TASK TO CARRY OUT
From the records below, copy the lines that include "ELISA".

[Figure record extracts]
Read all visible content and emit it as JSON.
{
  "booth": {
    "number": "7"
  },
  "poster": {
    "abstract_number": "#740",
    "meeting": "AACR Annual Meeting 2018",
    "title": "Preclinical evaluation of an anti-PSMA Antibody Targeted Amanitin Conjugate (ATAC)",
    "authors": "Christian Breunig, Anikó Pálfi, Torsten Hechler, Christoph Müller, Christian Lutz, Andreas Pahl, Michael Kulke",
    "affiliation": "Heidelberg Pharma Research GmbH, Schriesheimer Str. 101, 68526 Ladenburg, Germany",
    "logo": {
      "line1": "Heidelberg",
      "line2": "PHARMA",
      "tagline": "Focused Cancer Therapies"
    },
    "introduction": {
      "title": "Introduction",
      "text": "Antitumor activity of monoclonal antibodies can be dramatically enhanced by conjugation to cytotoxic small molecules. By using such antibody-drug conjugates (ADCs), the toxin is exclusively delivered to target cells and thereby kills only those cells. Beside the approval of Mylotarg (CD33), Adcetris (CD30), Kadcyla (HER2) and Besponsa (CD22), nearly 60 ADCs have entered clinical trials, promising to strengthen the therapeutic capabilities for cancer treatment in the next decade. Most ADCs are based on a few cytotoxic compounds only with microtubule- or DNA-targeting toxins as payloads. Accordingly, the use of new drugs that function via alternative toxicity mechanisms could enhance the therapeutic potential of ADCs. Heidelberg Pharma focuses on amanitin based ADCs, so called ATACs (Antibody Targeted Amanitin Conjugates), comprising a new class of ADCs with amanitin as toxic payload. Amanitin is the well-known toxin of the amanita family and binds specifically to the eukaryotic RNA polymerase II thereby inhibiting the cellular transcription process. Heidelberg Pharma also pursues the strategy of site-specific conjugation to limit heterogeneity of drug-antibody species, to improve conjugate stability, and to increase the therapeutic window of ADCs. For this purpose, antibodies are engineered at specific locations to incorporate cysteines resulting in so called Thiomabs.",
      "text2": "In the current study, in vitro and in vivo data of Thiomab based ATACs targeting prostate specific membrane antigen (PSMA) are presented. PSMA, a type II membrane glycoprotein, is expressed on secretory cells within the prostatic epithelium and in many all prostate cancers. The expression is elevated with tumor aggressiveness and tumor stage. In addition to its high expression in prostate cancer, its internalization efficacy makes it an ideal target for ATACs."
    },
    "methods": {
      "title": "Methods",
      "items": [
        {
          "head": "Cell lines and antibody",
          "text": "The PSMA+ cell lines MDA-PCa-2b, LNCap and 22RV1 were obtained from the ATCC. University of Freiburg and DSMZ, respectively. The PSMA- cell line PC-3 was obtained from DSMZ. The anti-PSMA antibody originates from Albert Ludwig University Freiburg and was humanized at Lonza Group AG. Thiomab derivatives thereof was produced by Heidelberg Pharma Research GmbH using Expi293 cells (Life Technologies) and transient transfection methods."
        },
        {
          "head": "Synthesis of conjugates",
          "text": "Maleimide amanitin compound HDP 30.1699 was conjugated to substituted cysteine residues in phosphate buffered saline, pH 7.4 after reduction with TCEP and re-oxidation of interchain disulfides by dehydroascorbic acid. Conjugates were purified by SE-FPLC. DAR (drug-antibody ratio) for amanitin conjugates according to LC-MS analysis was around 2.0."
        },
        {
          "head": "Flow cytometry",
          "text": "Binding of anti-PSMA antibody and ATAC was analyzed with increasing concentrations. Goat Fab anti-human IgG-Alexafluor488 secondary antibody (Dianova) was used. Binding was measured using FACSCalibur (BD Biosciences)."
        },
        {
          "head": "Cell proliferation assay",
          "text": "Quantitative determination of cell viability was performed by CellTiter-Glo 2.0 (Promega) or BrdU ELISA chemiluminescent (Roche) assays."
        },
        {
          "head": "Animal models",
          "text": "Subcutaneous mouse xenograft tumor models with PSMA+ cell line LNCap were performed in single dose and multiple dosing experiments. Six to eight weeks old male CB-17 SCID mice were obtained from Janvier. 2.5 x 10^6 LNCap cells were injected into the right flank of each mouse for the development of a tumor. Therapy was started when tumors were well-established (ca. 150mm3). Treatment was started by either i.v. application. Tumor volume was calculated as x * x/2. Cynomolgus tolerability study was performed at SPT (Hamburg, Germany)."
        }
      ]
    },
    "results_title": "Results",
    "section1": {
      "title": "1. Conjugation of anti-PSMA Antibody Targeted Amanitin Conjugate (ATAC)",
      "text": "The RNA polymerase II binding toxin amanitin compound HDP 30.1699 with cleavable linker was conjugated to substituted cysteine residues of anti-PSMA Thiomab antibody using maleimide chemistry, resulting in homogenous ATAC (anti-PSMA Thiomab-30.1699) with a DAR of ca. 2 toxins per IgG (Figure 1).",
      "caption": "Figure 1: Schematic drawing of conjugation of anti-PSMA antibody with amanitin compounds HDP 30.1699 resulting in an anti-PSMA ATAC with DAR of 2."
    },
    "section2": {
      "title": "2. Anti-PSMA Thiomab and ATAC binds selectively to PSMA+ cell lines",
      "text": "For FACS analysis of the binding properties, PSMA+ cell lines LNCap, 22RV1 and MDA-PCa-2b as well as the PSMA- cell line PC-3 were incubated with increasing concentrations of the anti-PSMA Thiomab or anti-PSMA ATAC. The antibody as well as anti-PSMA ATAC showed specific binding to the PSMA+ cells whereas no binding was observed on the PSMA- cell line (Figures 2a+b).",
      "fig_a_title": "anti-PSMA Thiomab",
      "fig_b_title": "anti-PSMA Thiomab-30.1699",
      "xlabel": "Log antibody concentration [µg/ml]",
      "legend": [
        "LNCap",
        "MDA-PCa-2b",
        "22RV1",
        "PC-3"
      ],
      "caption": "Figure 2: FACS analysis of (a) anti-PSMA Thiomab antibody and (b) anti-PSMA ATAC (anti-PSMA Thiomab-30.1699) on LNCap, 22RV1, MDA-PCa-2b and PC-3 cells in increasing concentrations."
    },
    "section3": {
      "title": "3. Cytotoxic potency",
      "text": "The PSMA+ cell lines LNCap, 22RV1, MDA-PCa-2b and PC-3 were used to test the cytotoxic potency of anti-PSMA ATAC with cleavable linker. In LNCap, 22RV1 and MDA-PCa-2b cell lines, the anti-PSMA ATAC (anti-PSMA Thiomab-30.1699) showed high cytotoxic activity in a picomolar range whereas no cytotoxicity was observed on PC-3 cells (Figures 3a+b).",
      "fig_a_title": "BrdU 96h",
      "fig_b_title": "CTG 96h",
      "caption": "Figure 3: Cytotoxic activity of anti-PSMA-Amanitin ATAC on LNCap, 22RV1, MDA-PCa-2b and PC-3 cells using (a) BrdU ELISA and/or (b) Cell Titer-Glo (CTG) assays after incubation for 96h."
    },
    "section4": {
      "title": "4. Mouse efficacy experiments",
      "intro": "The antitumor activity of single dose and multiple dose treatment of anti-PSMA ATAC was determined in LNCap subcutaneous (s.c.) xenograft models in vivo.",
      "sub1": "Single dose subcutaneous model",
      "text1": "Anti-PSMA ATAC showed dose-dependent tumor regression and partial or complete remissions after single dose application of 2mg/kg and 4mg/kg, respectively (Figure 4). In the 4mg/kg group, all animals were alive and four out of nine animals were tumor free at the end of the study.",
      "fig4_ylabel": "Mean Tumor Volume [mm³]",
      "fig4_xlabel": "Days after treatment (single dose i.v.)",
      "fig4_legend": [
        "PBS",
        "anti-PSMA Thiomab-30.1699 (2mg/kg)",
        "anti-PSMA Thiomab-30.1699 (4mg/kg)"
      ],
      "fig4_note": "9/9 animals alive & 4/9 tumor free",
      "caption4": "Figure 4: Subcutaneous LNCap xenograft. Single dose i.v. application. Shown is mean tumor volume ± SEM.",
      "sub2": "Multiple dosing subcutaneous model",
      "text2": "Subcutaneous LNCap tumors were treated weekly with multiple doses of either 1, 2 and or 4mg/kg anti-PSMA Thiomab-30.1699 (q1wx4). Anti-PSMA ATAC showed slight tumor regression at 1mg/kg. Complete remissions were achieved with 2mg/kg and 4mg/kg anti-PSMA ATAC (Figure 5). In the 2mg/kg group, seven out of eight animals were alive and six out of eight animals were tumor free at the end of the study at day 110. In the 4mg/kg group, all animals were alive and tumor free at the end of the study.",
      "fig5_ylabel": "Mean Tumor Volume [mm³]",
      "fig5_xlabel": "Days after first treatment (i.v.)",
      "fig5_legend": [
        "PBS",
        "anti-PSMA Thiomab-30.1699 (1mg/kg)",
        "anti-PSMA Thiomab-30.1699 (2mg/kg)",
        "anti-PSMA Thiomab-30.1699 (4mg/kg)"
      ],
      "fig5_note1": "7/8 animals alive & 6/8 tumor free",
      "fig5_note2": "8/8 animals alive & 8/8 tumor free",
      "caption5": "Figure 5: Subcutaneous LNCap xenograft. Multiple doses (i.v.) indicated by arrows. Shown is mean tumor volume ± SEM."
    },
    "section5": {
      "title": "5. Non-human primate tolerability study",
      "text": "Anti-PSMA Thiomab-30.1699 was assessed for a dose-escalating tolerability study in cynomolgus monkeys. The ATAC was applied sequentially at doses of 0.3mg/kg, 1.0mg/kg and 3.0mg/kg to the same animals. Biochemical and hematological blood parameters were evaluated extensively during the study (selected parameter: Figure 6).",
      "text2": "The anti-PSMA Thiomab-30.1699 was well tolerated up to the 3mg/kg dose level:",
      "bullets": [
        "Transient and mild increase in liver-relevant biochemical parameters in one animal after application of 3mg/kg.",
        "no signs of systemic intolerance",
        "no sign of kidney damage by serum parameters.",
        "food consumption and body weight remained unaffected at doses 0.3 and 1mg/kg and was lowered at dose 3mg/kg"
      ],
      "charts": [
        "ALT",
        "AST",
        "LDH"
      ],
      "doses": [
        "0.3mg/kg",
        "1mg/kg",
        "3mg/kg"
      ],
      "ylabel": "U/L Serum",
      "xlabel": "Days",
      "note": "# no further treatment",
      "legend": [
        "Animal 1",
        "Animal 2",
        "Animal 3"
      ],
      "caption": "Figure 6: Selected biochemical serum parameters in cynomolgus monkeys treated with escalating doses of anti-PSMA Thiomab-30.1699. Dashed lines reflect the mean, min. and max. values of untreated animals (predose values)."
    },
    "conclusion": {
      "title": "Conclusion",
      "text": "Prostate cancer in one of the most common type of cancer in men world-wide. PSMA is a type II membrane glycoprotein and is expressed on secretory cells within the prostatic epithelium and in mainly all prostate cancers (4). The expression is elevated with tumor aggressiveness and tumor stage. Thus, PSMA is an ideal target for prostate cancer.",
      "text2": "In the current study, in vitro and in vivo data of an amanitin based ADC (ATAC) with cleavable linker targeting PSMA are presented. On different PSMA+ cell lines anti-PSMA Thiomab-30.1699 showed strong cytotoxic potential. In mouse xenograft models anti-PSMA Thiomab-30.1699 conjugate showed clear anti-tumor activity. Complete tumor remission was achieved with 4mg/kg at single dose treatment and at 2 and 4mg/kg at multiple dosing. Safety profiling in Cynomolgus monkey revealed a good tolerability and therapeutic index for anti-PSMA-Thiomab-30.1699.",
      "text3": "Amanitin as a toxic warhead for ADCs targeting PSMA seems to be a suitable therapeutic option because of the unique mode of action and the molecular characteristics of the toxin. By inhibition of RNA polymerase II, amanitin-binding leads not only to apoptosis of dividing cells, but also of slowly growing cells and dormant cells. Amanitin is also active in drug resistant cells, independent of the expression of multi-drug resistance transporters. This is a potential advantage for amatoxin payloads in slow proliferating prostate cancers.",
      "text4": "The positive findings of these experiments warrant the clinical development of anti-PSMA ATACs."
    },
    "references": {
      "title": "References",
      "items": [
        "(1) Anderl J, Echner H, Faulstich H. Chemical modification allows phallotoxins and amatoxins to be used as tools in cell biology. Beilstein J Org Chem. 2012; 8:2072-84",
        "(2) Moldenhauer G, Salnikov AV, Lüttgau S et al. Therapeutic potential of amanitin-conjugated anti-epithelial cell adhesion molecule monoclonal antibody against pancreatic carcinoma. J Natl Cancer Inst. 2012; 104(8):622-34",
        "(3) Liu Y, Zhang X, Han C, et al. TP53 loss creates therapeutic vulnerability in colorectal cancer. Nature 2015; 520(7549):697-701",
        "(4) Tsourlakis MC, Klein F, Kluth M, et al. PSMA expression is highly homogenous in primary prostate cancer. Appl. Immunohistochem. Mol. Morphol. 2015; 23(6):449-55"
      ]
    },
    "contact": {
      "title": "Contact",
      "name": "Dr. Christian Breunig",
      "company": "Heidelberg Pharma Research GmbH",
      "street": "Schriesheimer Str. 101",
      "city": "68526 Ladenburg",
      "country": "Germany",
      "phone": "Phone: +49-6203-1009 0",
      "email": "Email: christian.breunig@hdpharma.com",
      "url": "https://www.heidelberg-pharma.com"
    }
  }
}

RESULT
          "text": "Quantitative determination of cell viability was performed by CellTiter-Glo 2.0 (Promega) or BrdU ELISA chemiluminescent (Roche) assays."
      "caption": "Figure 3: Cytotoxic activity of anti-PSMA-Amanitin ATAC on LNCap, 22RV1, MDA-PCa-2b and PC-3 cells using (a) BrdU ELISA and/or (b) Cell Titer-Glo (CTG) assays after incubation for 96h."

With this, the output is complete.